# PROBLEM:
Copy the lines exactly as they appear, starting with the line that contains "candle-body bbox=[285, 139, 293, 155]" and ending with the line that contains "candle-body bbox=[200, 12, 208, 20]", both included.

Part of a data file
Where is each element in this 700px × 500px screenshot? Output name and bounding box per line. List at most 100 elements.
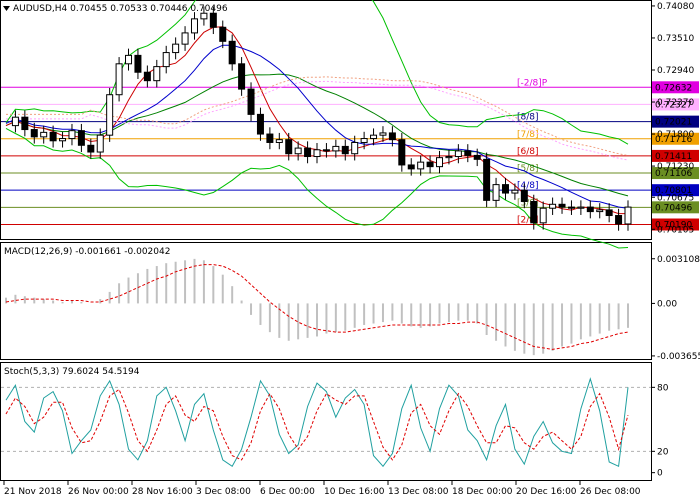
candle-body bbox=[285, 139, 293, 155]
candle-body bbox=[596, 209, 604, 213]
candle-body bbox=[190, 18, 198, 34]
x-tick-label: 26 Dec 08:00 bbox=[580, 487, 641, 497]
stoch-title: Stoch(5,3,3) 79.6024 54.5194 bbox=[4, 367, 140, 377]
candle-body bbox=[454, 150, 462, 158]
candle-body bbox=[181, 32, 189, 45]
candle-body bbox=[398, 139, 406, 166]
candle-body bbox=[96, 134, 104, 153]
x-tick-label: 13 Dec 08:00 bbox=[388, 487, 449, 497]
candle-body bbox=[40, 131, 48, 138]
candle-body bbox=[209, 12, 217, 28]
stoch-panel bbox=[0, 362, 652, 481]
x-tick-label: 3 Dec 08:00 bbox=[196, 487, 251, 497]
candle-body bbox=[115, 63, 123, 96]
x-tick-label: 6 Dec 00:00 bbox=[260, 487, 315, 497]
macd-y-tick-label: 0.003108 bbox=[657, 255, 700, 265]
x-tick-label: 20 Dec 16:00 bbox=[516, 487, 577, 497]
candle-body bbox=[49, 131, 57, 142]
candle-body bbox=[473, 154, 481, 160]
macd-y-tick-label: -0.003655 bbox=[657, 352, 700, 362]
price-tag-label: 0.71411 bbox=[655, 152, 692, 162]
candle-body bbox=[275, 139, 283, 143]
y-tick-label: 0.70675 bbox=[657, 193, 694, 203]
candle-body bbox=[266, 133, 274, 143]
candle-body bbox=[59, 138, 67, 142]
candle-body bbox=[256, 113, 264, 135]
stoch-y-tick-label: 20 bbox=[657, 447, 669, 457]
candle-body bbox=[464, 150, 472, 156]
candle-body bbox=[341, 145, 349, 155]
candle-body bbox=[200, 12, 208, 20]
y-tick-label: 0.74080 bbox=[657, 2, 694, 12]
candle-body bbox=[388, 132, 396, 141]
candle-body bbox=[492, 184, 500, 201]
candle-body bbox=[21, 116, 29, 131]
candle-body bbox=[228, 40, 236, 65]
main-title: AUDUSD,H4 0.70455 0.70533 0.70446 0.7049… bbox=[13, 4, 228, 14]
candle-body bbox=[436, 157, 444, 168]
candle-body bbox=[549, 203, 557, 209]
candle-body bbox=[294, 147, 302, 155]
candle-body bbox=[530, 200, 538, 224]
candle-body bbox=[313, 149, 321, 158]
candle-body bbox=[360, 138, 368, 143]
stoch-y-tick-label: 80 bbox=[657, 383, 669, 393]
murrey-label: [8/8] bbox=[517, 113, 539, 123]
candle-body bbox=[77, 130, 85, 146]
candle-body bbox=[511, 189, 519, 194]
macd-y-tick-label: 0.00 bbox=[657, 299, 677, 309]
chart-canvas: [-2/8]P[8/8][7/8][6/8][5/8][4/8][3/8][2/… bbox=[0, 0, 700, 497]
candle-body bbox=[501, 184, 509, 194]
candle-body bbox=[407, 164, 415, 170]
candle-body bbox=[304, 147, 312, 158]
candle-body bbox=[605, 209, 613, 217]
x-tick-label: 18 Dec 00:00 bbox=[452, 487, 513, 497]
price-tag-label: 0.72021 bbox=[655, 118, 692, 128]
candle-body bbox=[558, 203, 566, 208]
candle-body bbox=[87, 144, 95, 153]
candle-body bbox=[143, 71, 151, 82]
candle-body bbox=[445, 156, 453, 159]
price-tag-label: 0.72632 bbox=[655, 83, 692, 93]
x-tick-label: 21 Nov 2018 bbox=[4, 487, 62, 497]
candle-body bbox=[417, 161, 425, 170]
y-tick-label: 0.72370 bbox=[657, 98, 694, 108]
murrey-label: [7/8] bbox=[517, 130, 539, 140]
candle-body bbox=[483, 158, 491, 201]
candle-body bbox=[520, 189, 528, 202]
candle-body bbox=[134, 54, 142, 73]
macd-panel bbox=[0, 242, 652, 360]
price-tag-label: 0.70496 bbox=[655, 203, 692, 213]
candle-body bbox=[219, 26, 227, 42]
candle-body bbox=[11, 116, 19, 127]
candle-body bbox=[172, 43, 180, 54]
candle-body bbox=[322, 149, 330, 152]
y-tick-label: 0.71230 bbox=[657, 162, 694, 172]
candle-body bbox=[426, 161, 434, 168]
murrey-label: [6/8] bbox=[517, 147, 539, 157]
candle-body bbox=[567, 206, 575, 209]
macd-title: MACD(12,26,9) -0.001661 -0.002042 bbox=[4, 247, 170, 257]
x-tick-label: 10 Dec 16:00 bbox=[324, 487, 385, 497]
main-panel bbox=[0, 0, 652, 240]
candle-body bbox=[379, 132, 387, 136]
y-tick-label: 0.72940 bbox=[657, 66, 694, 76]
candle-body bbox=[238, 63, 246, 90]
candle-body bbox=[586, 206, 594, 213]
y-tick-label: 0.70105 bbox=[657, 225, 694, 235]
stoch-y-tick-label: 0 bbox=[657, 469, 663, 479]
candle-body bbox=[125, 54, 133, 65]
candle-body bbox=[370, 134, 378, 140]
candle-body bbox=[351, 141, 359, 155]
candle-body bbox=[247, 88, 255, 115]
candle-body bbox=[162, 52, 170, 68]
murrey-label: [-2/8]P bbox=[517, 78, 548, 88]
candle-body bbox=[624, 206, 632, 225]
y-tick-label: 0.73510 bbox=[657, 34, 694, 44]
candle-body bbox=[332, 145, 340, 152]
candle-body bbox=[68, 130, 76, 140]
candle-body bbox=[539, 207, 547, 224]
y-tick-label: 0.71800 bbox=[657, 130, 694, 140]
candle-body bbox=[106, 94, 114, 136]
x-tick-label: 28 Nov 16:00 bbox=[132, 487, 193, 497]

# THE REPLY:
candle-body bbox=[285, 139, 293, 155]
candle-body bbox=[596, 209, 604, 213]
candle-body bbox=[190, 18, 198, 34]
x-tick-label: 26 Dec 08:00 bbox=[580, 487, 641, 497]
stoch-title: Stoch(5,3,3) 79.6024 54.5194 bbox=[4, 367, 140, 377]
candle-body bbox=[454, 150, 462, 158]
candle-body bbox=[181, 32, 189, 45]
candle-body bbox=[398, 139, 406, 166]
candle-body bbox=[96, 134, 104, 153]
x-tick-label: 13 Dec 08:00 bbox=[388, 487, 449, 497]
candle-body bbox=[40, 131, 48, 138]
candle-body bbox=[209, 12, 217, 28]
stoch-panel bbox=[0, 362, 652, 481]
x-tick-label: 3 Dec 08:00 bbox=[196, 487, 251, 497]
candle-body bbox=[115, 63, 123, 96]
x-tick-label: 6 Dec 00:00 bbox=[260, 487, 315, 497]
macd-y-tick-label: 0.003108 bbox=[657, 255, 700, 265]
x-tick-label: 20 Dec 16:00 bbox=[516, 487, 577, 497]
candle-body bbox=[49, 131, 57, 142]
candle-body bbox=[473, 154, 481, 160]
macd-y-tick-label: -0.003655 bbox=[657, 352, 700, 362]
price-tag-label: 0.71411 bbox=[655, 152, 692, 162]
candle-body bbox=[275, 139, 283, 143]
y-tick-label: 0.70675 bbox=[657, 193, 694, 203]
candle-body bbox=[266, 133, 274, 143]
candle-body bbox=[59, 138, 67, 142]
candle-body bbox=[256, 113, 264, 135]
stoch-y-tick-label: 20 bbox=[657, 447, 669, 457]
candle-body bbox=[464, 150, 472, 156]
candle-body bbox=[341, 145, 349, 155]
candle-body bbox=[200, 12, 208, 20]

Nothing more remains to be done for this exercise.